STORED DATA |
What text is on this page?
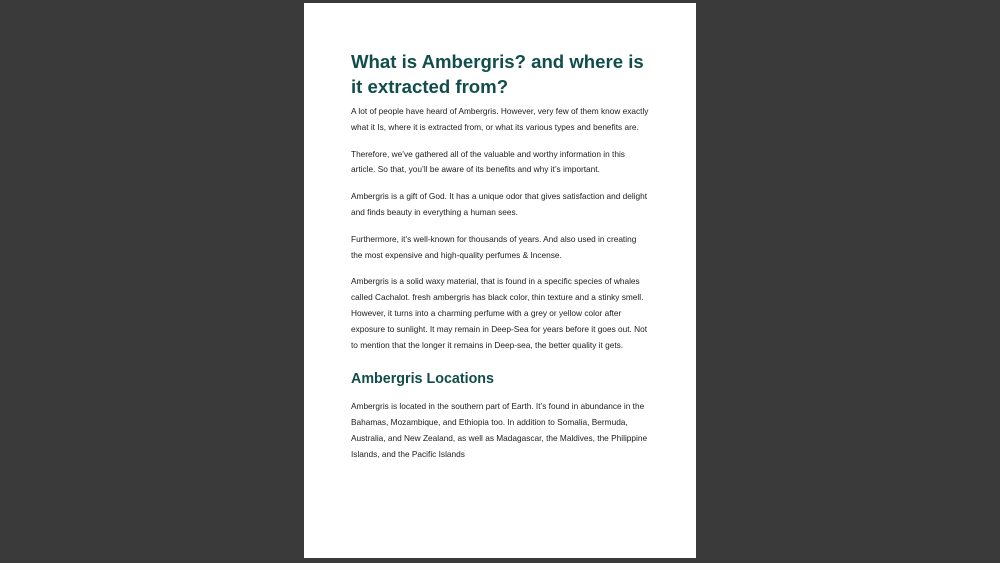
What is Ambergris? and where is it extracted from?

A lot of people have heard of Ambergris. However, very few of them know exactly what it Is, where it is extracted from, or what its various types and benefits are.

Therefore, we’ve gathered all of the valuable and worthy information in this article. So that, you’ll be aware of its benefits and why it’s important.

Ambergris is a gift of God. It has a unique odor that gives satisfaction and delight and finds beauty in everything a human sees.

Furthermore, it’s well-known for thousands of years. And also used in creating the most expensive and high-quality perfumes & Incense.

Ambergris is a solid waxy material, that is found in a specific species of whales called Cachalot. fresh ambergris has black color, thin texture and a stinky smell. However, it turns into a charming perfume with a grey or yellow color after exposure to sunlight. It may remain in Deep-Sea for years before it goes out. Not to mention that the longer it remains in Deep-sea, the better quality it gets.

Ambergris Locations

Ambergris is located in the southern part of Earth. It’s found in abundance in the Bahamas, Mozambique, and Ethiopia too. In addition to Somalia, Bermuda, Australia, and New Zealand, as well as Madagascar, the Maldives, the Philippine Islands, and the Pacific Islands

GOAL | Look over the listing. Pull out every line with the string "this" in it.

RESPONSE TO THE TASK |
What text is on this page?
Therefore, we’ve gathered all of the valuable and worthy information in this article. So that, you’ll be aware of its benefits and why it’s important.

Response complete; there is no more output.